• Aufgabe 1
Liste alle Fähigkeiten auf, die der Ausgangstext WLPWR in dem Satz zuschreibt, der mit „Sein Aufstieg“ beginnt.

• Ausgangstext
--- --- ---

Das bringt auf den Punkt, was WLPWR auf seinem Lebensweg geprägt hat. „Ich bin eine Militärkind. Mein Vater war an verschiedenen Orten stationiert und wir mussten immer mit ihm umziehen. Ich war an allen möglichen Orten im Süden der USA", beschreibt der Produzent sein Aufwachsen. „Ich wurde in so viele Kulturen eingeführt. Ich habe gelernt, mich dem anzupassen" Das hat ihn auch musikalisch geformt. „Ich habe nie nur eine bestimmte Art von Musik gehört. Ich hatte weiße Freunde, die Rockmusik hörten, Schwarze Freunde, die Hip-Hop hörten. Das ständige Umziehen hat mir geholfen zu lernen, wie ich mich immer wieder neu in neue Situationen einbringen kann. Es half mir herauszufinden, wo ich hingehöre."

Genre-Mauern niederreißen

Sein Aufstieg als erfolgreicher Hip-Hop-Produzent mag eine wundersame Reise sein, aber sie passt zu WLPWRs Fähigkeiten, sich in verschiedenen Räumen zurechtzufinden, mit Menschen in Kontakt zu treten und seine künstlerische Präsenz herauszuarbeiten. WLPWRs Karriere begann in einer Band. „Ich wollte es als Sänger schaffen, habe es nicht geschafft. Aber ich verliebte mich in den Prozess des Musikmachens. Ich hatte damals einen ziemlich starken Produzenten, von dem ich nicht einmal wusste, dass er das war, als ich ihn traf. Ich verstand den Job überhaupt nicht. Aber ich fand es toll, was er tat und in welcher Position er war", sagt WLPWR. „Ich beschloss also ziemlich früh, dass ich in der Musik genau das machen wollte. Und das hat sich schnell manifestiert." Nach der Schule ging er nach New York, wo er den Rapper Yelawolf kennenlernte. „Von da an war ich immer derjenige, der hilft, einen Song zu kreieren und zu bedienen. Als Produzent muss ich den Song von der Idee bis zur Verwirklichung begleiten. Und das liebe ich", sagt WLPWR.

--- --- ---

• Gegebene Daten

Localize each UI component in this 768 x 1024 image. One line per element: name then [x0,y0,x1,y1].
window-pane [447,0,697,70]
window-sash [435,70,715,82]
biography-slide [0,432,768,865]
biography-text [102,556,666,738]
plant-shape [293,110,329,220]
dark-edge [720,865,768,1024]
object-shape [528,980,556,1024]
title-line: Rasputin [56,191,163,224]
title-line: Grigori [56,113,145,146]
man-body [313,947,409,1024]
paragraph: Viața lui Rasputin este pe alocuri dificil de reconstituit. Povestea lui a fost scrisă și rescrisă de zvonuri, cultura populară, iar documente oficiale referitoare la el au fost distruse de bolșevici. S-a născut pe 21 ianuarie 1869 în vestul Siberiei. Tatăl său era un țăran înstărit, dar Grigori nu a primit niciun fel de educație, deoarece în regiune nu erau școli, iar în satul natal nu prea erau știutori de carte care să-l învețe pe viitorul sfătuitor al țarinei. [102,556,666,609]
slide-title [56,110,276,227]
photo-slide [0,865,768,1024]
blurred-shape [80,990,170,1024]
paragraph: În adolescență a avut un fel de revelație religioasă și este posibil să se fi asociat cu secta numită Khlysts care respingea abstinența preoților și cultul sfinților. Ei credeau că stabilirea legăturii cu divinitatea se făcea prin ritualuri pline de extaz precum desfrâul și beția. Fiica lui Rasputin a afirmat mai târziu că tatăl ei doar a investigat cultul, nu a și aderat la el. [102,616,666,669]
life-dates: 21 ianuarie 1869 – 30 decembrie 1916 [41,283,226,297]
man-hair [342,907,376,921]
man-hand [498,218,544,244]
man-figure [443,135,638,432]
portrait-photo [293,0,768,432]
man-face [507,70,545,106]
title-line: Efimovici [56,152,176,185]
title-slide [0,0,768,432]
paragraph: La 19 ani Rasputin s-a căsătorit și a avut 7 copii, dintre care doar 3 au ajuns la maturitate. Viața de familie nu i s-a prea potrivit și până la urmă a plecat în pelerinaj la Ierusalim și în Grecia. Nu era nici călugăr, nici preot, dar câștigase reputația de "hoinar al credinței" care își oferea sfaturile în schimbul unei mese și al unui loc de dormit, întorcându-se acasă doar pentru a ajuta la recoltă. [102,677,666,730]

--- --- ---

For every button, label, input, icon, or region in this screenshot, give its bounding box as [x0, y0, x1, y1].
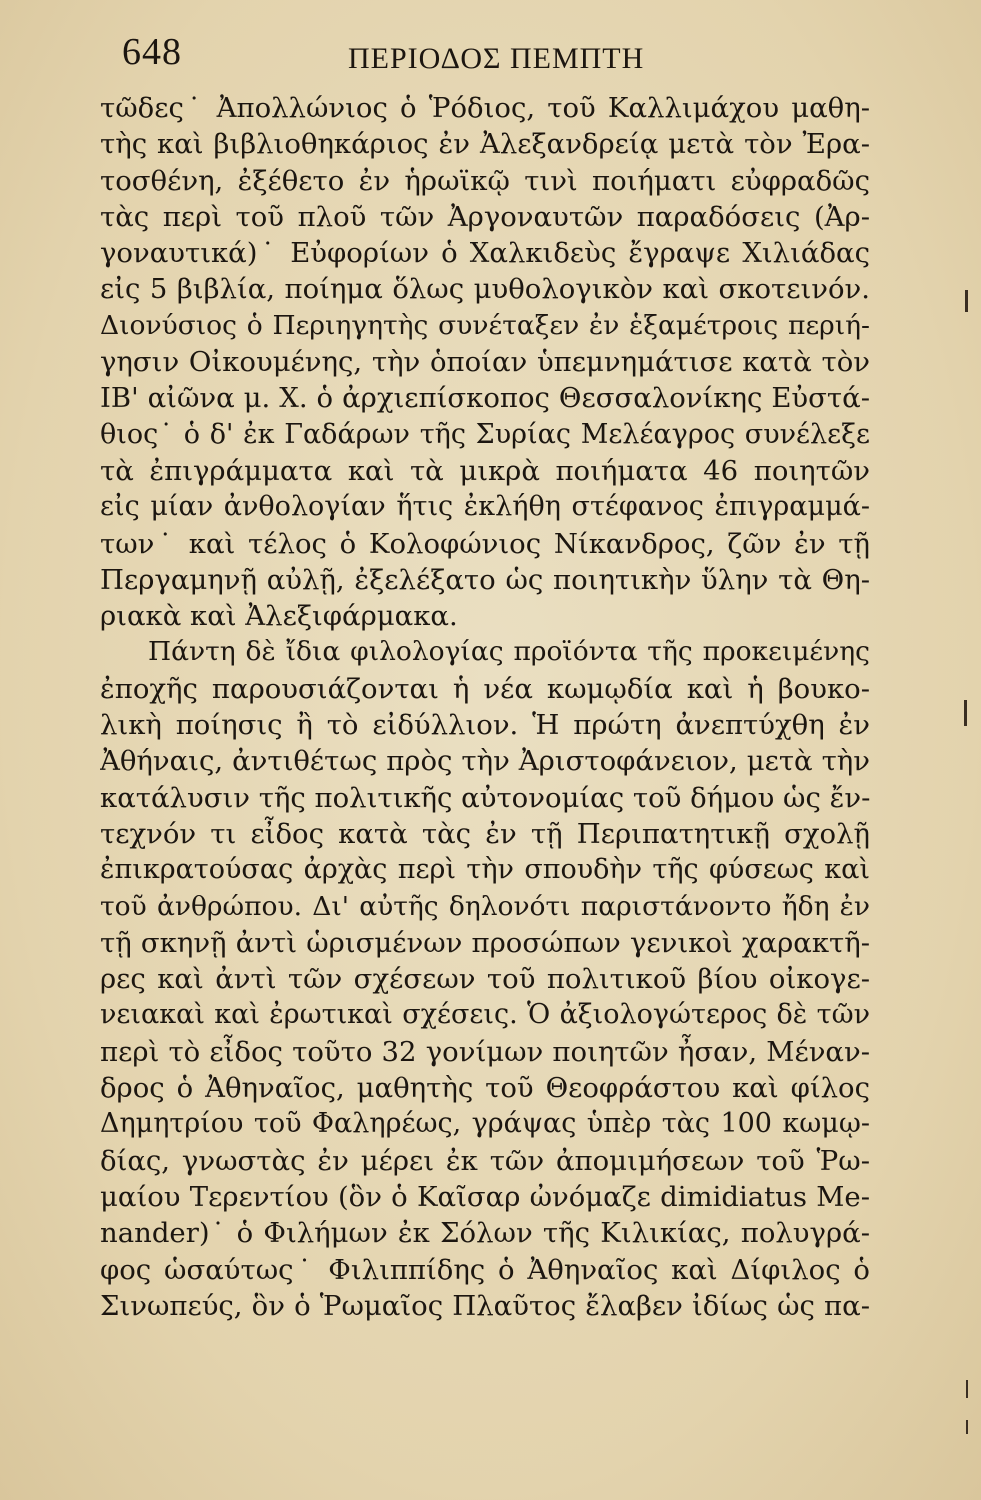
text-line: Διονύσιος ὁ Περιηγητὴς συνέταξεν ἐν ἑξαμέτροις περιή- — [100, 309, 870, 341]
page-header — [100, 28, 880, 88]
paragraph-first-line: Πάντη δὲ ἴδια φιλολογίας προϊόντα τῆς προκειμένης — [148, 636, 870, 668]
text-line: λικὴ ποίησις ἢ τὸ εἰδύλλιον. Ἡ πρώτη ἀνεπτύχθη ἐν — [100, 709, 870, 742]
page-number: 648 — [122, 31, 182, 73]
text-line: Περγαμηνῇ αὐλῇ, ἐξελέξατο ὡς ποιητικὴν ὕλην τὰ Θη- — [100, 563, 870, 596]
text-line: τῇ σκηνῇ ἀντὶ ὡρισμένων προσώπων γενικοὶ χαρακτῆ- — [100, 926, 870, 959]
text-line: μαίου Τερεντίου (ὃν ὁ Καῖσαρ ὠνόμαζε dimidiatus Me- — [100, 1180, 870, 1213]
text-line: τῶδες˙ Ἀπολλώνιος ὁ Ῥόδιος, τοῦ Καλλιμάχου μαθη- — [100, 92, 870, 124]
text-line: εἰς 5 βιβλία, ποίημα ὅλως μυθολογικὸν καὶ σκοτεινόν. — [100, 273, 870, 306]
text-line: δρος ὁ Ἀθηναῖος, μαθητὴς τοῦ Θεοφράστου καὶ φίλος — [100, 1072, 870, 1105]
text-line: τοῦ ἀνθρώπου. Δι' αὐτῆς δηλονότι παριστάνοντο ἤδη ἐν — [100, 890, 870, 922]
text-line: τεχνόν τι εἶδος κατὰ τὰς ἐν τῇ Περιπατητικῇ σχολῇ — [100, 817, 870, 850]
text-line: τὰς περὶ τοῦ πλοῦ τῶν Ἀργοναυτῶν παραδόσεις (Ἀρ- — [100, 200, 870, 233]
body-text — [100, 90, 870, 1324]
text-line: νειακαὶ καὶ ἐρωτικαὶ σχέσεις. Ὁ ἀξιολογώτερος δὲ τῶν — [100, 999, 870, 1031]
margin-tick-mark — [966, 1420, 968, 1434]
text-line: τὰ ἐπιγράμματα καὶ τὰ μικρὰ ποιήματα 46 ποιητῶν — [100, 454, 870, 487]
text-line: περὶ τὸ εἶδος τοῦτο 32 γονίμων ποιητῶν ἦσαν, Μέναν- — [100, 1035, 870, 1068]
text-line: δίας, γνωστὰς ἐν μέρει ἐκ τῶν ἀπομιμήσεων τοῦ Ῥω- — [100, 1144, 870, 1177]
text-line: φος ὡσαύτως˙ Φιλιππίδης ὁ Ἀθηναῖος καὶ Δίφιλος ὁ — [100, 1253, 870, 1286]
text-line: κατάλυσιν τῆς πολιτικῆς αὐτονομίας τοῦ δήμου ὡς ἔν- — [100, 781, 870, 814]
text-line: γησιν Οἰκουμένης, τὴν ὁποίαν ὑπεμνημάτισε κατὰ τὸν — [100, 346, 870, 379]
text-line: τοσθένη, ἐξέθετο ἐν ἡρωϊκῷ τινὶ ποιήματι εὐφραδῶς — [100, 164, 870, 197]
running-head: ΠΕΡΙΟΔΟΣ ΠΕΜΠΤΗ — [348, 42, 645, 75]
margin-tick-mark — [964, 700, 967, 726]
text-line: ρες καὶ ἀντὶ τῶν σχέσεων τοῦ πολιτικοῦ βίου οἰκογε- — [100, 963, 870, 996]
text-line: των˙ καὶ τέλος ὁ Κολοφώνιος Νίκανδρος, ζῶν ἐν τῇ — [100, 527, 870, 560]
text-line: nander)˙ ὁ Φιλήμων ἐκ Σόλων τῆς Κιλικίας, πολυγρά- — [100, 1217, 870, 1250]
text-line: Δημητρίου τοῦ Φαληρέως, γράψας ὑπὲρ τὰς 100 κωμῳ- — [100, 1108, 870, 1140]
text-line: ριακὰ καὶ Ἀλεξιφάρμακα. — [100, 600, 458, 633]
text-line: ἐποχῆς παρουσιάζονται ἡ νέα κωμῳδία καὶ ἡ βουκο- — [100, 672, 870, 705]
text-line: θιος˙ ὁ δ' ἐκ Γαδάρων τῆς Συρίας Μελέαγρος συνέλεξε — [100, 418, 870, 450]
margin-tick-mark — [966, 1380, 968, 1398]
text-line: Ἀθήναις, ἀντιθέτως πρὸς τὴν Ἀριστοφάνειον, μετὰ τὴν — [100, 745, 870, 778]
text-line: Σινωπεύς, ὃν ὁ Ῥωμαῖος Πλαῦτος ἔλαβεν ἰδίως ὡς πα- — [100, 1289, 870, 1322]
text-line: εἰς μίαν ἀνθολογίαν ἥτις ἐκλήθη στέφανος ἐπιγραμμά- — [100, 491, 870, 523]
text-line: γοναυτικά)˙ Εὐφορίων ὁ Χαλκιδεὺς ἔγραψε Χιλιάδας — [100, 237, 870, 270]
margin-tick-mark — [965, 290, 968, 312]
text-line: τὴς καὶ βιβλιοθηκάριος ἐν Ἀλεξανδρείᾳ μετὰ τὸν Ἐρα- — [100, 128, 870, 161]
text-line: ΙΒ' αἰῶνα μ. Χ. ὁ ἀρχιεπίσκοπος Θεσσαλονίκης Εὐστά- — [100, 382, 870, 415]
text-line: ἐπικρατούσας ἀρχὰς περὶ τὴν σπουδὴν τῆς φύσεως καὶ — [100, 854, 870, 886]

--- --- ---

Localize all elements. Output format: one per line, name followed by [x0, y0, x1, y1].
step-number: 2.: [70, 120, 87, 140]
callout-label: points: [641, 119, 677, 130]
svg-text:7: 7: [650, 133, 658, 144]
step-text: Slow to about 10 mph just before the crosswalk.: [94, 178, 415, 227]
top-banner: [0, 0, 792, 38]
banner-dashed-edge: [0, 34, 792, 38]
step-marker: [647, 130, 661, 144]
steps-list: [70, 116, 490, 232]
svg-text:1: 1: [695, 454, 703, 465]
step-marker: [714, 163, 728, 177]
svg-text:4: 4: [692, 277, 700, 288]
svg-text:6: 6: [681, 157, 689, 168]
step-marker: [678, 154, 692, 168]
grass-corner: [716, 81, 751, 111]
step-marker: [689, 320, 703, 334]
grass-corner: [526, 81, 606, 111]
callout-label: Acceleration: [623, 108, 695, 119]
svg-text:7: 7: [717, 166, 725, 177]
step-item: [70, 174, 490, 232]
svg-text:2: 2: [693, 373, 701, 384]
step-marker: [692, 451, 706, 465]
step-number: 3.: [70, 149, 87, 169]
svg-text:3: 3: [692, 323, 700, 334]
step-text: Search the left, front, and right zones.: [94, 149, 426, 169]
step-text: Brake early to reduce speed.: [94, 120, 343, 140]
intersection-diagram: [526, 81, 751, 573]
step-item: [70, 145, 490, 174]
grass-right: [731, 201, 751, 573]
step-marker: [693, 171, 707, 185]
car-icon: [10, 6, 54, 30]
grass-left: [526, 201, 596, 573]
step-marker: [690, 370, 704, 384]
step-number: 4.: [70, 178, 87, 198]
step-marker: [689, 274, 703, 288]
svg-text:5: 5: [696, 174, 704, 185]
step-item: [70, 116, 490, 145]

--- --- ---

• Aufgabe 2
Ersetze in den Datensätzen „title-line“ durch „heading-line“, beginnend mit der Zeile mit „Localize each UI“ bis einschließlich der Zeile mit „man-body [313,947,409,1024]“. Gib nur diese Zeilen aus und lass alles andere unverändert.

• Ergebnis 1
- sich in verschiedenen Räumen zurechtfinden
- mit Menschen in Kontakt treten
- seine künstlerische Präsenz herausarbeiten

• Ergebnis 2
Localize each UI component in this 768 x 1024 image. One line per element: name then [x0,y0,x1,y1].
window-pane [447,0,697,70]
window-sash [435,70,715,82]
biography-slide [0,432,768,865]
biography-text [102,556,666,738]
plant-shape [293,110,329,220]
dark-edge [720,865,768,1024]
object-shape [528,980,556,1024]
heading-line: Rasputin [56,191,163,224]
heading-line: Grigori [56,113,145,146]
man-body [313,947,409,1024]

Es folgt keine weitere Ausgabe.